### GIVEN PROBLEM
Render every entry exactly as it appears.

### RECORDS PROVIDED
--- BEGIN ---

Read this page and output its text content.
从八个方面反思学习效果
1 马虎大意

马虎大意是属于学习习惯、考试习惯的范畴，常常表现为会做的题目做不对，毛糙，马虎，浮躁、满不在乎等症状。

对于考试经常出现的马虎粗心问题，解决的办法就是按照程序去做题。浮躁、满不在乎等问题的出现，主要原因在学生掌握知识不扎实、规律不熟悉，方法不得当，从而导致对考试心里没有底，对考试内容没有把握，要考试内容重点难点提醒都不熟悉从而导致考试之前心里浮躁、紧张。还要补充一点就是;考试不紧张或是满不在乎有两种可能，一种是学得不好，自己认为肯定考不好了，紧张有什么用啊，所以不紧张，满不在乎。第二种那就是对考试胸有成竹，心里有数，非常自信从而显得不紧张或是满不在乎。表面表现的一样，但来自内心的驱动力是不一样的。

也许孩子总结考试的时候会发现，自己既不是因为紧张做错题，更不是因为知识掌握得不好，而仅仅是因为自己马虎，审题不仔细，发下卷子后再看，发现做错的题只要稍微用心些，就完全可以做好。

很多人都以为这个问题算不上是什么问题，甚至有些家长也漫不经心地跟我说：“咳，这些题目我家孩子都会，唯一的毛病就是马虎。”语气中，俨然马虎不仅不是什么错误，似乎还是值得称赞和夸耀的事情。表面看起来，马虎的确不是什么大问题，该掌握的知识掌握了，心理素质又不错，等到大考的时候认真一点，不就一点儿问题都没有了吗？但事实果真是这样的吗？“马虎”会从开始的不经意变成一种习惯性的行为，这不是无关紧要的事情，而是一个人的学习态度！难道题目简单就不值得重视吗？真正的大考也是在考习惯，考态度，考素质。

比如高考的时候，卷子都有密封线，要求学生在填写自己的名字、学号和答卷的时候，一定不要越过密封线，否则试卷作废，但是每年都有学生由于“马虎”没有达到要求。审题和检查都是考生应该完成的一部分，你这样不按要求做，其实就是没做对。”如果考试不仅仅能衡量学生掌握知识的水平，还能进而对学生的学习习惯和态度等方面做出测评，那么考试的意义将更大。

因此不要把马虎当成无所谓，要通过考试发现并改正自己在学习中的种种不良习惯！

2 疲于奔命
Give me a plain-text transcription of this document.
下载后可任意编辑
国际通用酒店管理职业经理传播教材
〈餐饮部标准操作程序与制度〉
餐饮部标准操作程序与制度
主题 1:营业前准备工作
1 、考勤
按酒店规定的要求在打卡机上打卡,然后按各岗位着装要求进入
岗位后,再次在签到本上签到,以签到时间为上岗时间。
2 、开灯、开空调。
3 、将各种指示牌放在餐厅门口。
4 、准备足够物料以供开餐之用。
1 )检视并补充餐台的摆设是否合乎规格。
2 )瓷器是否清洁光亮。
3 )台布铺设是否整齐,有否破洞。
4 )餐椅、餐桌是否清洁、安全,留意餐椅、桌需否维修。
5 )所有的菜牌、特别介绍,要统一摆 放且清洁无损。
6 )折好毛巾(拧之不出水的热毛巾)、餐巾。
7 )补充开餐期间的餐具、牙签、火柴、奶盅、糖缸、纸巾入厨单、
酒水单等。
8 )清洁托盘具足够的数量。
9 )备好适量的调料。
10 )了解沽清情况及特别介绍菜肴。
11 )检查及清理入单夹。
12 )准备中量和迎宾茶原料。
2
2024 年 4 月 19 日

--- END ---

### THE SOLUTION
Read this page and output its text content.
从八个方面反思学习效果
1 马虎大意

马虎大意是属于学习习惯、考试习惯的范畴，常常表现为会做的题目做不对，毛糙，马虎，浮躁、满不在乎等症状。

对于考试经常出现的马虎粗心问题，解决的办法就是按照程序去做题。浮躁、满不在乎等问题的出现，主要原因在学生掌握知识不扎实、规律不熟悉，方法不得当，从而导致对考试心里没有底，对考试内容没有把握，要考试内容重点难点提醒都不熟悉从而导致考试之前心里浮躁、紧张。还要补充一点就是;考试不紧张或是满不在乎有两种可能，一种是学得不好，自己认为肯定考不好了，紧张有什么用啊，所以不紧张，满不在乎。第二种那就是对考试胸有成竹，心里有数，非常自信从而显得不紧张或是满不在乎。表面表现的一样，但来自内心的驱动力是不一样的。

也许孩子总结考试的时候会发现，自己既不是因为紧张做错题，更不是因为知识掌握得不好，而仅仅是因为自己马虎，审题不仔细，发下卷子后再看，发现做错的题只要稍微用心些，就完全可以做好。

很多人都以为这个问题算不上是什么问题，甚至有些家长也漫不经心地跟我说：“咳，这些题目我家孩子都会，唯一的毛病就是马虎。”语气中，俨然马虎不仅不是什么错误，似乎还是值得称赞和夸耀的事情。表面看起来，马虎的确不是什么大问题，该掌握的知识掌握了，心理素质又不错，等到大考的时候认真一点，不就一点儿问题都没有了吗？但事实果真是这样的吗？“马虎”会从开始的不经意变成一种习惯性的行为，这不是无关紧要的事情，而是一个人的学习态度！难道题目简单就不值得重视吗？真正的大考也是在考习惯，考态度，考素质。

比如高考的时候，卷子都有密封线，要求学生在填写自己的名字、学号和答卷的时候，一定不要越过密封线，否则试卷作废，但是每年都有学生由于“马虎”没有达到要求。审题和检查都是考生应该完成的一部分，你这样不按要求做，其实就是没做对。”如果考试不仅仅能衡量学生掌握知识的水平，还能进而对学生的学习习惯和态度等方面做出测评，那么考试的意义将更大。

因此不要把马虎当成无所谓，要通过考试发现并改正自己在学习中的种种不良习惯！

2 疲于奔命
Give me a plain-text transcription of this document.
下载后可任意编辑
国际通用酒店管理职业经理传播教材
〈餐饮部标准操作程序与制度〉
餐饮部标准操作程序与制度
主题 1:营业前准备工作
1 、考勤
按酒店规定的要求在打卡机上打卡,然后按各岗位着装要求进入
岗位后,再次在签到本上签到,以签到时间为上岗时间。
2 、开灯、开空调。
3 、将各种指示牌放在餐厅门口。
4 、准备足够物料以供开餐之用。
1 )检视并补充餐台的摆设是否合乎规格。
2 )瓷器是否清洁光亮。
3 )台布铺设是否整齐,有否破洞。
4 )餐椅、餐桌是否清洁、安全,留意餐椅、桌需否维修。
5 )所有的菜牌、特别介绍,要统一摆 放且清洁无损。
6 )折好毛巾(拧之不出水的热毛巾)、餐巾。
7 )补充开餐期间的餐具、牙签、火柴、奶盅、糖缸、纸巾入厨单、
酒水单等。
8 )清洁托盘具足够的数量。
9 )备好适量的调料。
10 )了解沽清情况及特别介绍菜肴。
11 )检查及清理入单夹。
12 )准备中量和迎宾茶原料。
2
2024 年 4 月 19 日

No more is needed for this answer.